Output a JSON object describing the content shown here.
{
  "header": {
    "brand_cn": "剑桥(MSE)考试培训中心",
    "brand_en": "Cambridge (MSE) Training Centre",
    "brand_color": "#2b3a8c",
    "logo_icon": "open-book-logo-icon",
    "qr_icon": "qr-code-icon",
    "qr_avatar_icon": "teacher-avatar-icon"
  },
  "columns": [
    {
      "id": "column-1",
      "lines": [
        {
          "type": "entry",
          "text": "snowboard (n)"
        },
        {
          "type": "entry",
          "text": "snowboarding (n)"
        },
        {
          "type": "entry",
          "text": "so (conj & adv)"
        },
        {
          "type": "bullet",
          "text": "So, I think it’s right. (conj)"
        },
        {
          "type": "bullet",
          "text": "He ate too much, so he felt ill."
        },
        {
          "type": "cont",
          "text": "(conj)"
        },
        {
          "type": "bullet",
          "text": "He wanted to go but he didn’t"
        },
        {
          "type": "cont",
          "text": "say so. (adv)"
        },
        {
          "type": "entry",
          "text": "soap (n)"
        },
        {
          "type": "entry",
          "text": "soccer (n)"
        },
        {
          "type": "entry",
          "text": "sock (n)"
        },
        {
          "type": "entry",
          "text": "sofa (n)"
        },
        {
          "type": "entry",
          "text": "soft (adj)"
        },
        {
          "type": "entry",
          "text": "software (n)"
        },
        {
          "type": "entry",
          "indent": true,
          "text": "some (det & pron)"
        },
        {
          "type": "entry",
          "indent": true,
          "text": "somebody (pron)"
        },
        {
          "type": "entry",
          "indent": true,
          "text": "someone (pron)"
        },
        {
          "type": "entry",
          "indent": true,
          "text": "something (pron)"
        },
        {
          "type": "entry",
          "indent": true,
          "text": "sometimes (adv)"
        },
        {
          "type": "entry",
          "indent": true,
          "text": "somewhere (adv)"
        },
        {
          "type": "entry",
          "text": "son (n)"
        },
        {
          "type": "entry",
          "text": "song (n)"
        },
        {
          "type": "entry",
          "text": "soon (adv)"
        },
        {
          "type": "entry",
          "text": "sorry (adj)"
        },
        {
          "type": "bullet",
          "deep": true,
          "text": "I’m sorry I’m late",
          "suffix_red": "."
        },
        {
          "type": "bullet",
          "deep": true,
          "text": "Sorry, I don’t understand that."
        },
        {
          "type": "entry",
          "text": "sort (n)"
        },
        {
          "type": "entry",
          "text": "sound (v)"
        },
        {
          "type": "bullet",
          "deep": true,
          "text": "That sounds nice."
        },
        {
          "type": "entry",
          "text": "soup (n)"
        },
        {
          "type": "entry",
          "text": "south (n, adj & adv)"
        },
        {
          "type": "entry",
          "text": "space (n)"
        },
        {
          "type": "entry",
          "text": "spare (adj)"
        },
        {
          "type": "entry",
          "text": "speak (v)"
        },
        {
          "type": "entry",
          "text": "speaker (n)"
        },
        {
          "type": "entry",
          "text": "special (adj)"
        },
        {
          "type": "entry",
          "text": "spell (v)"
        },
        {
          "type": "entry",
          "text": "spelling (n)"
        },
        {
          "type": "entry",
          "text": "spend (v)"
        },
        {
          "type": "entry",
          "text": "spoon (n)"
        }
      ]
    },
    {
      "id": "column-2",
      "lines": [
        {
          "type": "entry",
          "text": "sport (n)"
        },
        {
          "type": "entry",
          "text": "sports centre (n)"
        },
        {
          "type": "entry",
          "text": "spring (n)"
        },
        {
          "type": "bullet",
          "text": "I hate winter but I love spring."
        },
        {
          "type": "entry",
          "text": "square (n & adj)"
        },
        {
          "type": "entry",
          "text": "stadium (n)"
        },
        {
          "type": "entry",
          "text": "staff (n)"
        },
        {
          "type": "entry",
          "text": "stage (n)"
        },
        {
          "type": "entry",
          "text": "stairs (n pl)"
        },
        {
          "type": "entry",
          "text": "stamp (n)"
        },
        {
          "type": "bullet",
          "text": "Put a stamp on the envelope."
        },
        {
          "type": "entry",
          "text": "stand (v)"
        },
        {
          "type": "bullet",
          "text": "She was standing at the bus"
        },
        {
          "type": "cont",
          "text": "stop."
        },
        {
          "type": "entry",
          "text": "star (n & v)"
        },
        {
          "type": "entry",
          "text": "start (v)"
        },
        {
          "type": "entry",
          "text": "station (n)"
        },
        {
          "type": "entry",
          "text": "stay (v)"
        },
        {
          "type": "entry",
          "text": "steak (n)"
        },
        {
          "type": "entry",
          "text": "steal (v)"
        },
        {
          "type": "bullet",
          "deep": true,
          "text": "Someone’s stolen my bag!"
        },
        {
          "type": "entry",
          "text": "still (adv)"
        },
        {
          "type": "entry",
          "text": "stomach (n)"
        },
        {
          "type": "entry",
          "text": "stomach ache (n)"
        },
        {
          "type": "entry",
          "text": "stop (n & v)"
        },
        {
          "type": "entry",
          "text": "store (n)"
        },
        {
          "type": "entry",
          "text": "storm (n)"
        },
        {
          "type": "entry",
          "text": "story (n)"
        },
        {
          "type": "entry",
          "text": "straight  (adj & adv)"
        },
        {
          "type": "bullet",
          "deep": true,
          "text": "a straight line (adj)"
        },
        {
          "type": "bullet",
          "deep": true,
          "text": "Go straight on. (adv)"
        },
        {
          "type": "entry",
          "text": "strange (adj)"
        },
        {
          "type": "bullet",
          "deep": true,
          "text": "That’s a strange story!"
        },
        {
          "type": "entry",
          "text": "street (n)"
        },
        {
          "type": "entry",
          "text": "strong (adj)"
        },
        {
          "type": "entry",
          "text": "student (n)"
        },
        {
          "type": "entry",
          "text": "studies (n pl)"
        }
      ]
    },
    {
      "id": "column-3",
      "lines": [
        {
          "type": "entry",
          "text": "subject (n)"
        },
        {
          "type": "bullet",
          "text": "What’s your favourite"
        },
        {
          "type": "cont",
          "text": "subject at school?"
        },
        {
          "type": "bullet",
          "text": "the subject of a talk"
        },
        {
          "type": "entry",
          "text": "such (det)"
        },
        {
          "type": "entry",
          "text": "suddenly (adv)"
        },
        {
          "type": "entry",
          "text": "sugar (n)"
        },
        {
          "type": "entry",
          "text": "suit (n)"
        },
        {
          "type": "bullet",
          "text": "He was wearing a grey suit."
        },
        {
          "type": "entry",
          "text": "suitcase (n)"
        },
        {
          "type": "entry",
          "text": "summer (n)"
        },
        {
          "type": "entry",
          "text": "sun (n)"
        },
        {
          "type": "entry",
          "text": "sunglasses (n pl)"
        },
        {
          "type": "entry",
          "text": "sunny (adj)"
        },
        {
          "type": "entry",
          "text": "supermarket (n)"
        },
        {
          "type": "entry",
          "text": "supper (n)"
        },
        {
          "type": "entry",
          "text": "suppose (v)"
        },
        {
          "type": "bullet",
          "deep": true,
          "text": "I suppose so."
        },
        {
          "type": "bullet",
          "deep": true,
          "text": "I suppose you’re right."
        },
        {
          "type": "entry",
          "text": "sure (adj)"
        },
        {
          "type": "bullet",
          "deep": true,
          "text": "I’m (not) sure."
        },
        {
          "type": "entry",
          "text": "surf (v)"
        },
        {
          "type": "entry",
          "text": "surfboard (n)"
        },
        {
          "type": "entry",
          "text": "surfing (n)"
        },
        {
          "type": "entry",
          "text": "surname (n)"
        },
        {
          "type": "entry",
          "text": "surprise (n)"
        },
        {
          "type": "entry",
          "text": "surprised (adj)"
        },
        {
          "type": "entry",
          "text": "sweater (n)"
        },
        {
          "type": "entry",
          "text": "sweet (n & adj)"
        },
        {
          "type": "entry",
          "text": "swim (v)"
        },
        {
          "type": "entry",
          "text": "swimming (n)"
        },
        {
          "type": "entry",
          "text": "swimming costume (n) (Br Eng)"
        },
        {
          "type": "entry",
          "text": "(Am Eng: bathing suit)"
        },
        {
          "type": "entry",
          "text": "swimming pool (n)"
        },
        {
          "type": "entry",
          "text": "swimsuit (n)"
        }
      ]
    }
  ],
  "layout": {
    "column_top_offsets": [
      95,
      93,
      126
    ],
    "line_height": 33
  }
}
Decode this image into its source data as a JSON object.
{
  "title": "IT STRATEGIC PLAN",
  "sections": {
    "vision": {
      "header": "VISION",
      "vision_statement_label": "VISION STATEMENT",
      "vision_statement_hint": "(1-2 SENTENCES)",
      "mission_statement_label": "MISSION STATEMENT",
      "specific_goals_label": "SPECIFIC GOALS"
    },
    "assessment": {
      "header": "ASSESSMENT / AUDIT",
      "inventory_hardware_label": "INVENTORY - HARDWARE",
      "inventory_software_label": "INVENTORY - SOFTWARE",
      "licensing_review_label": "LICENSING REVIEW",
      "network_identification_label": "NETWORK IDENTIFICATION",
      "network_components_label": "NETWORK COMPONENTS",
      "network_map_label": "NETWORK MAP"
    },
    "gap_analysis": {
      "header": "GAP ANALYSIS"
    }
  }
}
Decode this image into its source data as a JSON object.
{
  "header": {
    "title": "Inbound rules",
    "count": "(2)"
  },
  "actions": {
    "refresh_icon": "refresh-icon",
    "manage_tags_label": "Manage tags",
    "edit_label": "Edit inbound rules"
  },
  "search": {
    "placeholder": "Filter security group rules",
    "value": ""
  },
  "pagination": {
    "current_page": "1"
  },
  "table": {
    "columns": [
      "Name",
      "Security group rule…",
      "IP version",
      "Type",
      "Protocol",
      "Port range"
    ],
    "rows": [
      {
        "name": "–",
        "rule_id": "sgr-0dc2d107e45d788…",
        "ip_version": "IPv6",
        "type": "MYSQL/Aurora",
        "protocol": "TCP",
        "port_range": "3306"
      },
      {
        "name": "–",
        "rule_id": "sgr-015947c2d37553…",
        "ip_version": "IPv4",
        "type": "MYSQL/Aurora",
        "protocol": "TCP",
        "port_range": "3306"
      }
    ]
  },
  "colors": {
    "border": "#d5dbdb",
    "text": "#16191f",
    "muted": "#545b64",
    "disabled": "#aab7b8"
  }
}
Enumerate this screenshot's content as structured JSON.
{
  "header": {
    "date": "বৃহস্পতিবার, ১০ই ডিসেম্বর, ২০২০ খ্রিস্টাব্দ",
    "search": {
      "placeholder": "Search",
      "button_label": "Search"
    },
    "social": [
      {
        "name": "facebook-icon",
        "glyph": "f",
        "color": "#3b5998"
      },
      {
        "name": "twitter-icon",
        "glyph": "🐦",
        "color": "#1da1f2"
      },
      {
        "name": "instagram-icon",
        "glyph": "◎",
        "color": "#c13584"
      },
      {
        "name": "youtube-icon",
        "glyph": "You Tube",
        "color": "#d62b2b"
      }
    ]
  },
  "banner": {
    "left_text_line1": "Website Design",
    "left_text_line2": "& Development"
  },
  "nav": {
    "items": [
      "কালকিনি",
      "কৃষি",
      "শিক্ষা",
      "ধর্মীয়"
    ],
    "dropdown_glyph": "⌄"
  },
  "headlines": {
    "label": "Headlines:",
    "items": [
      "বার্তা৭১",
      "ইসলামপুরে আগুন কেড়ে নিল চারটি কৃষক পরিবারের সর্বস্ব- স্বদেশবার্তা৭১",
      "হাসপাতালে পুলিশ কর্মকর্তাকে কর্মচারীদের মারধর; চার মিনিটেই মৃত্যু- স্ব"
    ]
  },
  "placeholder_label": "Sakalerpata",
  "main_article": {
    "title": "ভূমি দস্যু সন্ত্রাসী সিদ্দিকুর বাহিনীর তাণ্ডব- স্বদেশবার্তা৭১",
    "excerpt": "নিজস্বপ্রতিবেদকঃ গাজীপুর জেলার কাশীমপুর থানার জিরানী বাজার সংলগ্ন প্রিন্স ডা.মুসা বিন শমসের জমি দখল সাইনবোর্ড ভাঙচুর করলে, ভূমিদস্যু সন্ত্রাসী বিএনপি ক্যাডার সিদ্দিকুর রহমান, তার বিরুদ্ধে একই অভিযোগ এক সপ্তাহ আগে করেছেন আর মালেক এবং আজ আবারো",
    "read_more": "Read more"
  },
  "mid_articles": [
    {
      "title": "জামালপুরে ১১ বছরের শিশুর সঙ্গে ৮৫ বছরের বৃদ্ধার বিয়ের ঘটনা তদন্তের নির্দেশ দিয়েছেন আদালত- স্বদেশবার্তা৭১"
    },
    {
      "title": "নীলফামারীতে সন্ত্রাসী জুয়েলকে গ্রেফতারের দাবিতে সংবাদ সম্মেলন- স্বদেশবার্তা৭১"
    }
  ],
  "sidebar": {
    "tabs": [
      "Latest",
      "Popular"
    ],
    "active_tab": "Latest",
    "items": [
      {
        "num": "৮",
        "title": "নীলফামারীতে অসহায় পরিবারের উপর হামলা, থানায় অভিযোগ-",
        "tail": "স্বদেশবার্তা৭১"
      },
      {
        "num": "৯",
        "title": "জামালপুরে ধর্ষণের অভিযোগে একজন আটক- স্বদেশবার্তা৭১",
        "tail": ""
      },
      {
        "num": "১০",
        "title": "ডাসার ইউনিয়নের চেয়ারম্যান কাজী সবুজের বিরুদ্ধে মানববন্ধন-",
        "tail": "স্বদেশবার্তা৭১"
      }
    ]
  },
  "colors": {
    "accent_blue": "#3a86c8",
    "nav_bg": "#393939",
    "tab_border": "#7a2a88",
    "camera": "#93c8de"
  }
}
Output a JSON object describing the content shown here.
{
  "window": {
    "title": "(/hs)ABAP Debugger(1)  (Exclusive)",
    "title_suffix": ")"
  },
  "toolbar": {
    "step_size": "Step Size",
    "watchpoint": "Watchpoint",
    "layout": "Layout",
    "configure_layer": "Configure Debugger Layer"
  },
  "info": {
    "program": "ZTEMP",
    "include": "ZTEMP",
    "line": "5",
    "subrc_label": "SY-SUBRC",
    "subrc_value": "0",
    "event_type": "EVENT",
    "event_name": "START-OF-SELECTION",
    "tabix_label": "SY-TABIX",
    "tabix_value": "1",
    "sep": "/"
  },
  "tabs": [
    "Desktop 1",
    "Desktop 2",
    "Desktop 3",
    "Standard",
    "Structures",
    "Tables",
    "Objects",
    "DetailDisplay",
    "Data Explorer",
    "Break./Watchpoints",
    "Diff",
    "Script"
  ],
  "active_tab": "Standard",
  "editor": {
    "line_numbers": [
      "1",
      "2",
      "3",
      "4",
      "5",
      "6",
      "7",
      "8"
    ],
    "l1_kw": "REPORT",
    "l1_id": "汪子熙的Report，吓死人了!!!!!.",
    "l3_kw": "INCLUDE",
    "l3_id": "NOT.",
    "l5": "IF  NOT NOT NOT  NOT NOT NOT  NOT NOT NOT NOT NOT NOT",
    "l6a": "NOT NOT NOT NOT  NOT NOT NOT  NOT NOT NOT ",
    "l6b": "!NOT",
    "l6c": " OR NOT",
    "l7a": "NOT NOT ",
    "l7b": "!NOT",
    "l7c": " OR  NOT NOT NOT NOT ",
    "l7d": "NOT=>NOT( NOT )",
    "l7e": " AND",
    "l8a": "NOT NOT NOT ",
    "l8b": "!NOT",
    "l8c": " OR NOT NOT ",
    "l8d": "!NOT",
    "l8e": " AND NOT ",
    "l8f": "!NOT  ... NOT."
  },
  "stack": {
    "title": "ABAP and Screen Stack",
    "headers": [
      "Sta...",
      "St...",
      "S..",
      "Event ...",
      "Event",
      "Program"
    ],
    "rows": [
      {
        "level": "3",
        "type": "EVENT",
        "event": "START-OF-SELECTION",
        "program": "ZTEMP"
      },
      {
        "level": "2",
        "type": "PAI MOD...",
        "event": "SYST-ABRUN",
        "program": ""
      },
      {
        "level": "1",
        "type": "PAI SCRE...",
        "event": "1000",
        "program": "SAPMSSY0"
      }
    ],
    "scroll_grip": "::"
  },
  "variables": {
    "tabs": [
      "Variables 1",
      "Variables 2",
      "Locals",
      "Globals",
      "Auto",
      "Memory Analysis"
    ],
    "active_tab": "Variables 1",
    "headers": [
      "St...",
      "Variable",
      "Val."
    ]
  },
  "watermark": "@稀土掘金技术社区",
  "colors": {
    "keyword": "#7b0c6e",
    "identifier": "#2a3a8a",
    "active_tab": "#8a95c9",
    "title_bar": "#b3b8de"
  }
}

▶ _What you should do_
Gather every line from the entries above where the word "strange" appears, and copy them.

▶ _Response to this exercise_
          "text": "strange (adj)"
          "text": "That’s a strange story!"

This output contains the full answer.